## SET PROBLEM
The data below should be restated word for word, with every picture omitted.

## DATA TO USE
<<<<
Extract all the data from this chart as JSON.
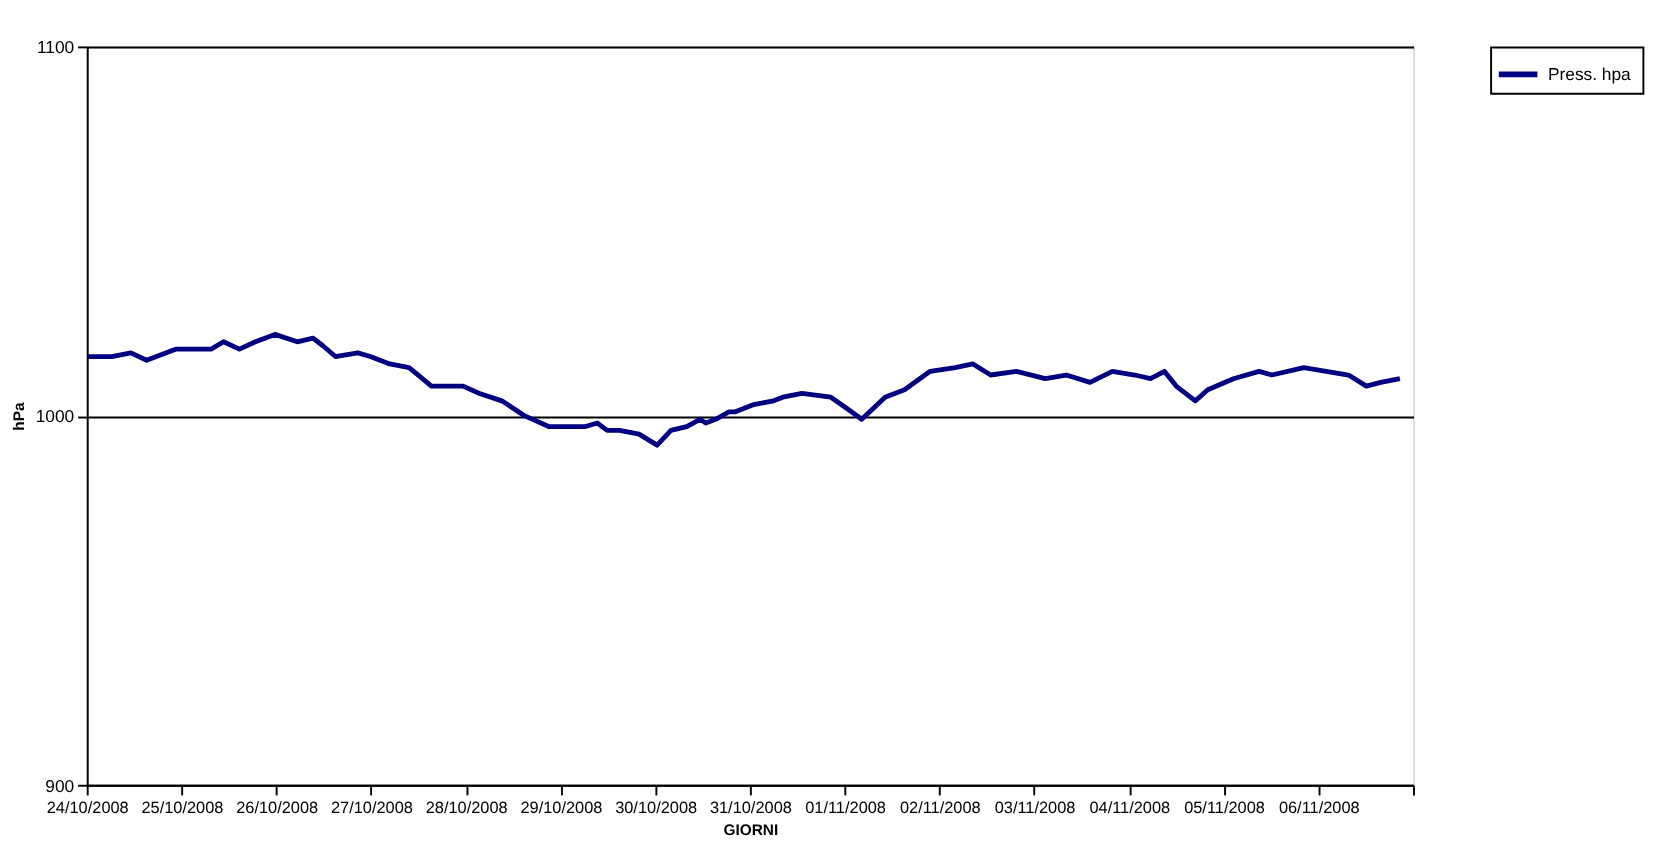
{
  "chart_data": {
    "type": "line",
    "xlabel": "GIORNI",
    "ylabel": "hPa",
    "x": [
      "2008-10-24T00:20",
      "2008-10-24T06:20",
      "2008-10-24T11:10",
      "2008-10-24T15:10",
      "2008-10-24T22:30",
      "2008-10-25T04:10",
      "2008-10-25T07:30",
      "2008-10-25T10:40",
      "2008-10-25T14:40",
      "2008-10-25T18:45",
      "2008-10-25T23:40",
      "2008-10-26T05:20",
      "2008-10-26T09:20",
      "2008-10-26T11:45",
      "2008-10-26T15:00",
      "2008-10-26T20:40",
      "2008-10-26T23:50",
      "2008-10-27T04:45",
      "2008-10-27T09:40",
      "2008-10-27T15:20",
      "2008-10-27T19:20",
      "2008-10-27T23:20",
      "2008-10-28T03:30",
      "2008-10-28T09:10",
      "2008-10-28T14:50",
      "2008-10-28T21:10",
      "2008-10-29T03:40",
      "2008-10-29T06:10",
      "2008-10-29T09:20",
      "2008-10-29T11:50",
      "2008-10-29T15:00",
      "2008-10-29T19:55",
      "2008-10-30T00:30",
      "2008-10-30T04:00",
      "2008-10-30T08:00",
      "2008-10-30T11:20",
      "2008-10-30T12:50",
      "2008-10-30T15:20",
      "2008-10-30T18:40",
      "2008-10-30T20:10",
      "2008-10-31T01:00",
      "2008-10-31T06:00",
      "2008-10-31T08:20",
      "2008-10-31T13:10",
      "2008-10-31T20:30",
      "2008-11-01T00:30",
      "2008-11-01T04:20",
      "2008-11-01T10:15",
      "2008-11-01T15:10",
      "2008-11-01T21:40",
      "2008-11-02T04:00",
      "2008-11-02T08:30",
      "2008-11-02T13:00",
      "2008-11-02T19:30",
      "2008-11-03T02:50",
      "2008-11-03T08:10",
      "2008-11-03T14:10",
      "2008-11-03T19:50",
      "2008-11-04T01:30",
      "2008-11-04T05:30",
      "2008-11-04T09:00",
      "2008-11-04T12:00",
      "2008-11-04T16:50",
      "2008-11-04T20:00",
      "2008-11-05T02:30",
      "2008-11-05T09:00",
      "2008-11-05T12:15",
      "2008-11-05T20:20",
      "2008-11-06T02:00",
      "2008-11-06T07:40",
      "2008-11-06T12:10",
      "2008-11-06T15:50",
      "2008-11-06T20:40"
    ],
    "series": [
      {
        "name": "Press.  hpa",
        "color": "#000080",
        "values": [
          1016,
          1016,
          1017,
          1015,
          1018,
          1018,
          1018,
          1020,
          1018,
          1020,
          1022,
          1020,
          1021,
          1019,
          1016,
          1017,
          1016,
          1014,
          1013,
          1008,
          1008,
          1008,
          1006,
          1004,
          1000,
          997,
          997,
          997,
          998,
          996,
          996,
          995,
          992,
          996,
          997,
          999,
          998,
          999,
          1001,
          1001,
          1003,
          1004,
          1005,
          1006,
          1005,
          1002,
          999,
          1005,
          1007,
          1012,
          1013,
          1014,
          1011,
          1012,
          1010,
          1011,
          1009,
          1012,
          1011,
          1010,
          1012,
          1008,
          1004,
          1007,
          1010,
          1012,
          1011,
          1013,
          1012,
          1011,
          1008,
          1009,
          1010
        ]
      }
    ],
    "xlim": [
      "2008-10-24",
      "2008-11-07"
    ],
    "xticks": [
      {
        "value": "2008-10-24",
        "label": "24/10/2008"
      },
      {
        "value": "2008-10-25",
        "label": "25/10/2008"
      },
      {
        "value": "2008-10-26",
        "label": "26/10/2008"
      },
      {
        "value": "2008-10-27",
        "label": "27/10/2008"
      },
      {
        "value": "2008-10-28",
        "label": "28/10/2008"
      },
      {
        "value": "2008-10-29",
        "label": "29/10/2008"
      },
      {
        "value": "2008-10-30",
        "label": "30/10/2008"
      },
      {
        "value": "2008-10-31",
        "label": "31/10/2008"
      },
      {
        "value": "2008-11-01",
        "label": "01/11/2008"
      },
      {
        "value": "2008-11-02",
        "label": "02/11/2008"
      },
      {
        "value": "2008-11-03",
        "label": "03/11/2008"
      },
      {
        "value": "2008-11-04",
        "label": "04/11/2008"
      },
      {
        "value": "2008-11-05",
        "label": "05/11/2008"
      },
      {
        "value": "2008-11-06",
        "label": "06/11/2008"
      },
      {
        "value": "2008-11-07",
        "label": null
      }
    ],
    "ylim": [
      900,
      1100
    ],
    "yticks": [
      900,
      1000,
      1100
    ],
    "grid": "y",
    "legend": "right",
    "line_style": "solid",
    "marker": "none"
  }
}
>>>>
## FULL SOLUTION
Extract all the data from this chart as JSON.
{
  "chart_data": {
    "type": "line",
    "xlabel": "GIORNI",
    "ylabel": "hPa",
    "x": [
      "2008-10-24T00:20",
      "2008-10-24T06:20",
      "2008-10-24T11:10",
      "2008-10-24T15:10",
      "2008-10-24T22:30",
      "2008-10-25T04:10",
      "2008-10-25T07:30",
      "2008-10-25T10:40",
      "2008-10-25T14:40",
      "2008-10-25T18:45",
      "2008-10-25T23:40",
      "2008-10-26T05:20",
      "2008-10-26T09:20",
      "2008-10-26T11:45",
      "2008-10-26T15:00",
      "2008-10-26T20:40",
      "2008-10-26T23:50",
      "2008-10-27T04:45",
      "2008-10-27T09:40",
      "2008-10-27T15:20",
      "2008-10-27T19:20",
      "2008-10-27T23:20",
      "2008-10-28T03:30",
      "2008-10-28T09:10",
      "2008-10-28T14:50",
      "2008-10-28T21:10",
      "2008-10-29T03:40",
      "2008-10-29T06:10",
      "2008-10-29T09:20",
      "2008-10-29T11:50",
      "2008-10-29T15:00",
      "2008-10-29T19:55",
      "2008-10-30T00:30",
      "2008-10-30T04:00",
      "2008-10-30T08:00",
      "2008-10-30T11:20",
      "2008-10-30T12:50",
      "2008-10-30T15:20",
      "2008-10-30T18:40",
      "2008-10-30T20:10",
      "2008-10-31T01:00",
      "2008-10-31T06:00",
      "2008-10-31T08:20",
      "2008-10-31T13:10",
      "2008-10-31T20:30",
      "2008-11-01T00:30",
      "2008-11-01T04:20",
      "2008-11-01T10:15",
      "2008-11-01T15:10",
      "2008-11-01T21:40",
      "2008-11-02T04:00",
      "2008-11-02T08:30",
      "2008-11-02T13:00",
      "2008-11-02T19:30",
      "2008-11-03T02:50",
      "2008-11-03T08:10",
      "2008-11-03T14:10",
      "2008-11-03T19:50",
      "2008-11-04T01:30",
      "2008-11-04T05:30",
      "2008-11-04T09:00",
      "2008-11-04T12:00",
      "2008-11-04T16:50",
      "2008-11-04T20:00",
      "2008-11-05T02:30",
      "2008-11-05T09:00",
      "2008-11-05T12:15",
      "2008-11-05T20:20",
      "2008-11-06T02:00",
      "2008-11-06T07:40",
      "2008-11-06T12:10",
      "2008-11-06T15:50",
      "2008-11-06T20:40"
    ],
    "series": [
      {
        "name": "Press.  hpa",
        "color": "#000080",
        "values": [
          1016,
          1016,
          1017,
          1015,
          1018,
          1018,
          1018,
          1020,
          1018,
          1020,
          1022,
          1020,
          1021,
          1019,
          1016,
          1017,
          1016,
          1014,
          1013,
          1008,
          1008,
          1008,
          1006,
          1004,
          1000,
          997,
          997,
          997,
          998,
          996,
          996,
          995,
          992,
          996,
          997,
          999,
          998,
          999,
          1001,
          1001,
          1003,
          1004,
          1005,
          1006,
          1005,
          1002,
          999,
          1005,
          1007,
          1012,
          1013,
          1014,
          1011,
          1012,
          1010,
          1011,
          1009,
          1012,
          1011,
          1010,
          1012,
          1008,
          1004,
          1007,
          1010,
          1012,
          1011,
          1013,
          1012,
          1011,
          1008,
          1009,
          1010
        ]
      }
    ],
    "xlim": [
      "2008-10-24",
      "2008-11-07"
    ],
    "xticks": [
      {
        "value": "2008-10-24",
        "label": "24/10/2008"
      },
      {
        "value": "2008-10-25",
        "label": "25/10/2008"
      },
      {
        "value": "2008-10-26",
        "label": "26/10/2008"
      },
      {
        "value": "2008-10-27",
        "label": "27/10/2008"
      },
      {
        "value": "2008-10-28",
        "label": "28/10/2008"
      },
      {
        "value": "2008-10-29",
        "label": "29/10/2008"
      },
      {
        "value": "2008-10-30",
        "label": "30/10/2008"
      },
      {
        "value": "2008-10-31",
        "label": "31/10/2008"
      },
      {
        "value": "2008-11-01",
        "label": "01/11/2008"
      },
      {
        "value": "2008-11-02",
        "label": "02/11/2008"
      },
      {
        "value": "2008-11-03",
        "label": "03/11/2008"
      },
      {
        "value": "2008-11-04",
        "label": "04/11/2008"
      },
      {
        "value": "2008-11-05",
        "label": "05/11/2008"
      },
      {
        "value": "2008-11-06",
        "label": "06/11/2008"
      },
      {
        "value": "2008-11-07",
        "label": null
      }
    ],
    "ylim": [
      900,
      1100
    ],
    "yticks": [
      900,
      1000,
      1100
    ],
    "grid": "y",
    "legend": "right",
    "line_style": "solid",
    "marker": "none"
  }
}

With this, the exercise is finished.